[Records from a collection]
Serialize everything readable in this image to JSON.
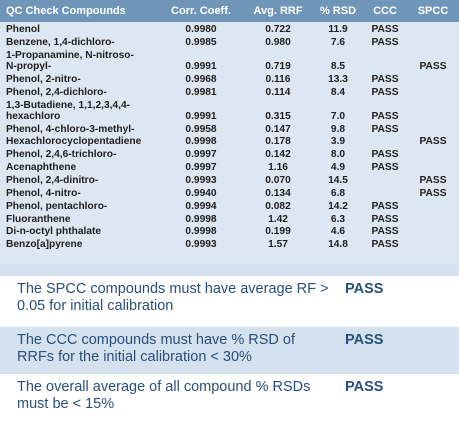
{
  "table": {
    "headers": {
      "compound": "QC Check Compounds",
      "corr": "Corr. Coeff.",
      "rrf": "Avg. RRF",
      "rsd": "% RSD",
      "ccc": "CCC",
      "spcc": "SPCC"
    },
    "rows": [
      {
        "name": [
          "Phenol"
        ],
        "corr": "0.9980",
        "rrf": "0.722",
        "rsd": "11.9",
        "ccc": "PASS",
        "spcc": ""
      },
      {
        "name": [
          "Benzene, 1,4-dichloro-"
        ],
        "corr": "0.9985",
        "rrf": "0.980",
        "rsd": "7.6",
        "ccc": "PASS",
        "spcc": ""
      },
      {
        "name": [
          "1-Propanamine, N-nitroso-",
          "N-propyl-"
        ],
        "corr": "0.9991",
        "rrf": "0.719",
        "rsd": "8.5",
        "ccc": "",
        "spcc": "PASS"
      },
      {
        "name": [
          "Phenol, 2-nitro-"
        ],
        "corr": "0.9968",
        "rrf": "0.116",
        "rsd": "13.3",
        "ccc": "PASS",
        "spcc": ""
      },
      {
        "name": [
          "Phenol, 2,4-dichloro-"
        ],
        "corr": "0.9981",
        "rrf": "0.114",
        "rsd": "8.4",
        "ccc": "PASS",
        "spcc": ""
      },
      {
        "name": [
          "1,3-Butadiene, 1,1,2,3,4,4-",
          "hexachloro"
        ],
        "corr": "0.9991",
        "rrf": "0.315",
        "rsd": "7.0",
        "ccc": "PASS",
        "spcc": ""
      },
      {
        "name": [
          "Phenol, 4-chloro-3-methyl-"
        ],
        "corr": "0.9958",
        "rrf": "0.147",
        "rsd": "9.8",
        "ccc": "PASS",
        "spcc": ""
      },
      {
        "name": [
          "Hexachlorocyclopentadiene"
        ],
        "corr": "0.9998",
        "rrf": "0.178",
        "rsd": "3.9",
        "ccc": "",
        "spcc": "PASS"
      },
      {
        "name": [
          "Phenol, 2,4,6-trichloro-"
        ],
        "corr": "0.9997",
        "rrf": "0.142",
        "rsd": "8.0",
        "ccc": "PASS",
        "spcc": ""
      },
      {
        "name": [
          "Acenaphthene"
        ],
        "corr": "0.9997",
        "rrf": "1.16",
        "rsd": "4.9",
        "ccc": "PASS",
        "spcc": ""
      },
      {
        "name": [
          "Phenol, 2,4-dinitro-"
        ],
        "corr": "0.9993",
        "rrf": "0.070",
        "rsd": "14.5",
        "ccc": "",
        "spcc": "PASS"
      },
      {
        "name": [
          "Phenol, 4-nitro-"
        ],
        "corr": "0.9940",
        "rrf": "0.134",
        "rsd": "6.8",
        "ccc": "",
        "spcc": "PASS"
      },
      {
        "name": [
          "Phenol, pentachloro-"
        ],
        "corr": "0.9994",
        "rrf": "0.082",
        "rsd": "14.2",
        "ccc": "PASS",
        "spcc": ""
      },
      {
        "name": [
          "Fluoranthene"
        ],
        "corr": "0.9998",
        "rrf": "1.42",
        "rsd": "6.3",
        "ccc": "PASS",
        "spcc": ""
      },
      {
        "name": [
          "Di-n-octyl phthalate"
        ],
        "corr": "0.9998",
        "rrf": "0.199",
        "rsd": "4.6",
        "ccc": "PASS",
        "spcc": ""
      },
      {
        "name": [
          "Benzo[a]pyrene"
        ],
        "corr": "0.9993",
        "rrf": "1.57",
        "rsd": "14.8",
        "ccc": "PASS",
        "spcc": ""
      }
    ]
  },
  "criteria": [
    {
      "text": "The SPCC compounds must have average RF > 0.05 for initial calibration",
      "result": "PASS"
    },
    {
      "text": "The CCC compounds must have % RSD of RRFs for the initial calibration < 30%",
      "result": "PASS"
    },
    {
      "text": "The overall average of all compound % RSDs must be < 15%",
      "result": "PASS"
    }
  ]
}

- **SET EXERCISE**
Leaving all pictures aside, quote each record exactly.

- **ANSWER FOR THE TASK**
Serialize everything readable in this image to JSON.
{
  "table": {
    "headers": {
      "compound": "QC Check Compounds",
      "corr": "Corr. Coeff.",
      "rrf": "Avg. RRF",
      "rsd": "% RSD",
      "ccc": "CCC",
      "spcc": "SPCC"
    },
    "rows": [
      {
        "name": [
          "Phenol"
        ],
        "corr": "0.9980",
        "rrf": "0.722",
        "rsd": "11.9",
        "ccc": "PASS",
        "spcc": ""
      },
      {
        "name": [
          "Benzene, 1,4-dichloro-"
        ],
        "corr": "0.9985",
        "rrf": "0.980",
        "rsd": "7.6",
        "ccc": "PASS",
        "spcc": ""
      },
      {
        "name": [
          "1-Propanamine, N-nitroso-",
          "N-propyl-"
        ],
        "corr": "0.9991",
        "rrf": "0.719",
        "rsd": "8.5",
        "ccc": "",
        "spcc": "PASS"
      },
      {
        "name": [
          "Phenol, 2-nitro-"
        ],
        "corr": "0.9968",
        "rrf": "0.116",
        "rsd": "13.3",
        "ccc": "PASS",
        "spcc": ""
      },
      {
        "name": [
          "Phenol, 2,4-dichloro-"
        ],
        "corr": "0.9981",
        "rrf": "0.114",
        "rsd": "8.4",
        "ccc": "PASS",
        "spcc": ""
      },
      {
        "name": [
          "1,3-Butadiene, 1,1,2,3,4,4-",
          "hexachloro"
        ],
        "corr": "0.9991",
        "rrf": "0.315",
        "rsd": "7.0",
        "ccc": "PASS",
        "spcc": ""
      },
      {
        "name": [
          "Phenol, 4-chloro-3-methyl-"
        ],
        "corr": "0.9958",
        "rrf": "0.147",
        "rsd": "9.8",
        "ccc": "PASS",
        "spcc": ""
      },
      {
        "name": [
          "Hexachlorocyclopentadiene"
        ],
        "corr": "0.9998",
        "rrf": "0.178",
        "rsd": "3.9",
        "ccc": "",
        "spcc": "PASS"
      },
      {
        "name": [
          "Phenol, 2,4,6-trichloro-"
        ],
        "corr": "0.9997",
        "rrf": "0.142",
        "rsd": "8.0",
        "ccc": "PASS",
        "spcc": ""
      },
      {
        "name": [
          "Acenaphthene"
        ],
        "corr": "0.9997",
        "rrf": "1.16",
        "rsd": "4.9",
        "ccc": "PASS",
        "spcc": ""
      },
      {
        "name": [
          "Phenol, 2,4-dinitro-"
        ],
        "corr": "0.9993",
        "rrf": "0.070",
        "rsd": "14.5",
        "ccc": "",
        "spcc": "PASS"
      },
      {
        "name": [
          "Phenol, 4-nitro-"
        ],
        "corr": "0.9940",
        "rrf": "0.134",
        "rsd": "6.8",
        "ccc": "",
        "spcc": "PASS"
      },
      {
        "name": [
          "Phenol, pentachloro-"
        ],
        "corr": "0.9994",
        "rrf": "0.082",
        "rsd": "14.2",
        "ccc": "PASS",
        "spcc": ""
      },
      {
        "name": [
          "Fluoranthene"
        ],
        "corr": "0.9998",
        "rrf": "1.42",
        "rsd": "6.3",
        "ccc": "PASS",
        "spcc": ""
      },
      {
        "name": [
          "Di-n-octyl phthalate"
        ],
        "corr": "0.9998",
        "rrf": "0.199",
        "rsd": "4.6",
        "ccc": "PASS",
        "spcc": ""
      },
      {
        "name": [
          "Benzo[a]pyrene"
        ],
        "corr": "0.9993",
        "rrf": "1.57",
        "rsd": "14.8",
        "ccc": "PASS",
        "spcc": ""
      }
    ]
  },
  "criteria": [
    {
      "text": "The SPCC compounds must have average RF > 0.05 for initial calibration",
      "result": "PASS"
    },
    {
      "text": "The CCC compounds must have % RSD of RRFs for the initial calibration < 30%",
      "result": "PASS"
    },
    {
      "text": "The overall average of all compound % RSDs must be < 15%",
      "result": "PASS"
    }
  ]
}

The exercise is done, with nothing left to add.